Claim preclusion not applicable to second application for conditional use permit for frac sand mining

by Gary Taylor

O’Connor v. Buffalo County Board of Adjustment and Glacier Sands, LLC
(Wisconsin Court of Appeals, April 22, 2014)

On January 13, 2012, R&J Rolling Acres (R&J) applied to Buffalo County for a conditional use permit to establish a frac sand mining operation on property zoned Agricultural.  The application identified R&J as the “owner” of the property and Glacier Sands, LLC, as the “developer.” Among the application materials was included a map showing the proposed route trucks would use to travel to and from the property.  R&J asserted the haul route would be “south on [State Highway] 88 to [State Highway] 35,” and that an estimated 80 trucks would leave the property via this route every weekday.  In February 2012 the Buffalo County Board of Adjustment (Board) held a public hearing on the application, which was continued to Marc.  Numerous people spoke up at the hearings about issues related to traffic safety on Highway 88, especially after R&J clarified it expected 126 trucks to leave the site each day instead of 80. At the end of the meeting, the Board voted 2-1 to deny R&J’s application. In its written decision issued March 29, the only reason the Board identified for denying the application was its concern that the large number of trucks leaving the mine site each day would decrease traffic safety on Highway 88. 

R&J did not seek circuit court review of the Board’s decision.  Instead, on March 27, 2012, R&J submitted a second CUP application.  The second application was identical to the first, except that it corrected a misspelled word, changed the proposed number of trucks leaving the site from 80 per day to 126, and proposed to have trucks hauling six days per week instead of five.  After a hearing (continued twice to obtain and digest a traffic study from the Wisconsin DOT), the Board granted the second conditional use permit request subject to 43 conditions. Two conditions were to limit to 105 the number of truck loads laving the site daily, and to prohibit hauling on weekends and holidays.  The Board’s written decision was similar to the earlier written denial, except that the Board explained:

The Wisconsin DOT Northwest Region contracted with AECOM to conduct a “Traffic Safety Impact Assessment” for [Highway 88] during May and June of 2012 in light of the potential increase in truck volume on [Highway 88] from proposed, new non-metallic mine operations in the area.  Representatives of the DOT were present at the hearings/meetings to present the initial as well as updated results of their assessment and answer questions.  Specifically, AECOM addressed crashes and crash rates as well as geometric and operational features pertaining to [Highway 88].  Overall, the [DOT] acknowledges that [Highway 88] may have some substandard features, but believes the road can handle increased traffic volumes.

O’Connor, one of the citizens opposing the permit, filed suit, claiming that the Board erred in two respects:  (1) the Buffalo County zoning ordinance does not allow frac sand mining as a conditional use in the agricultural district; and (2) after the Board denied R&J’s first CUP application, it was prohibited from considering the merits of R&J’s second application.

**Supplied material:**

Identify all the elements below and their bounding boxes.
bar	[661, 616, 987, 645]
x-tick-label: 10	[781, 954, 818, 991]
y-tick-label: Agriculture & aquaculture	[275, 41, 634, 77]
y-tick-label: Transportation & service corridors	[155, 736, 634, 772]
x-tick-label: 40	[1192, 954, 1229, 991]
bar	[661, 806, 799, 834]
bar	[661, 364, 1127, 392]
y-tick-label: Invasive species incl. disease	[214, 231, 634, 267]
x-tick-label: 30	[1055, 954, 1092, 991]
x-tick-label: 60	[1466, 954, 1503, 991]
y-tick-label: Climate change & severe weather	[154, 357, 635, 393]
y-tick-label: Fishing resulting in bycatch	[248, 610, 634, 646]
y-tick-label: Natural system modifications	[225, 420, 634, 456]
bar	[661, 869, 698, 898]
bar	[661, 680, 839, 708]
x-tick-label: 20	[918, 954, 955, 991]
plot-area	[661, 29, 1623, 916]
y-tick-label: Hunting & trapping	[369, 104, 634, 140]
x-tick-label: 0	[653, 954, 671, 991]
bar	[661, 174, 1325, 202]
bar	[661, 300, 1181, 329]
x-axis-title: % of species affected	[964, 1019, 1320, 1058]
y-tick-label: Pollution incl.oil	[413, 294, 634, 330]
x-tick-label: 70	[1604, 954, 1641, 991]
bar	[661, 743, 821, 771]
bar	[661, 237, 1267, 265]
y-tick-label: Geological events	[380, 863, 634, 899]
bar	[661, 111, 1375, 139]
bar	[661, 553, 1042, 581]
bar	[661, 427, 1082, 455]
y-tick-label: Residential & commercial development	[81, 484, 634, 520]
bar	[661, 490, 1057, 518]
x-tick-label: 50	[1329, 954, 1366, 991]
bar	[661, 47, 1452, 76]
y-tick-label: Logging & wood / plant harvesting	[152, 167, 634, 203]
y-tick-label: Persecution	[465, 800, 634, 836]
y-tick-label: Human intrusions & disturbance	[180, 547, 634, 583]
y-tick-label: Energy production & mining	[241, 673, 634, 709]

**Short task 1:**
Turn the entries, from their first line up to and including the line with "y-tick-label: Invasive species", into a JSON list of strings, one string per line, with blank lines left out.
**Short task 2:**
Keep writing the case summary about the frac sand mining permit, starting right after its last sentence.

**Task response 1:**
[
  "Identify all the elements below and their bounding boxes.",
  "bar\t[661, 616, 987, 645]",
  "x-tick-label: 10\t[781, 954, 818, 991]",
  "y-tick-label: Agriculture & aquaculture\t[275, 41, 634, 77]",
  "y-tick-label: Transportation & service corridors\t[155, 736, 634, 772]",
  "x-tick-label: 40\t[1192, 954, 1229, 991]",
  "bar\t[661, 806, 799, 834]",
  "bar\t[661, 364, 1127, 392]",
  "y-tick-label: Invasive species incl. disease\t[214, 231, 634, 267]"
]

**Task response 2:**
Frac sand mining as a conditional use.  The Court of Appeals reviewed the Buffalo County zoning ordinance and found that it allows as a conditional use “[m]anufacturing and processing of natural mineral resources indigenous to Buffalo County incidental to the extraction of sand and gravel and the quarrying of limestone and other rock for aggregate purposes, including the erection of buildings, and the installation of necessary machinery and equipment incidental thereto, but not the storage of cement, asphalt, or road oils or the mixing of concrete or black top or related materials, provided that any county, town, or municipal government or its agent may store or mix such materials when incidental to the improvement of highways or streets.”  O’Connor argued that because frac sand mines do not extract sand “for aggregate purposes,” they are not allowed as conditional uses.  The Board argued that the phrase “for aggregate purposes” referred only to “the quarrying of limestone and other rock,” and therefore “manufacturing and processing of natural mineral resources indigenous to Buffalo County incidental to the extraction of sand and gravel” was allowed.  Finding both interpretations reasonable, the Court deferred to the Board’s interpretation because under prior caselaw the Board’s decision is entitled to a presumption of correctness.

Consideration of second application.  O’Connor asserted that, after the Board denied R&J’s first application, R&J’s “sole remedy … was to commence a certiorari action in the circuit court.”  The Court disagreed.  It noted that a county may enact a rule prohibiting a party whose application to the zoning board has been denied from filing a new application absent a substantial change in circumstances, but Buffalo County has not done so.  Absent such a rule, an individual is free to submit a second conditional use permit application after the first has been denied, as long as he or she is willing to pay a second application fee.  The Court rejected O’Connor’s assertion that the Court’s conclusion places an unfair burden on those opposing the application and creates an uneven playing field.  “Filing successive applications clearly places a significant burden on the  applicant, as well as those opposing the application.  For each additional application, the applicant must pay an additional review fee.  The applicant must spend time preparing a new application and appearing at new hearings before the board of adjustment.  If the board ultimately grants a successive application, the applicant then faces the prospect that opponents will file an action for certiorari review, in which the applicant will likely choose to participate to defend the permit.”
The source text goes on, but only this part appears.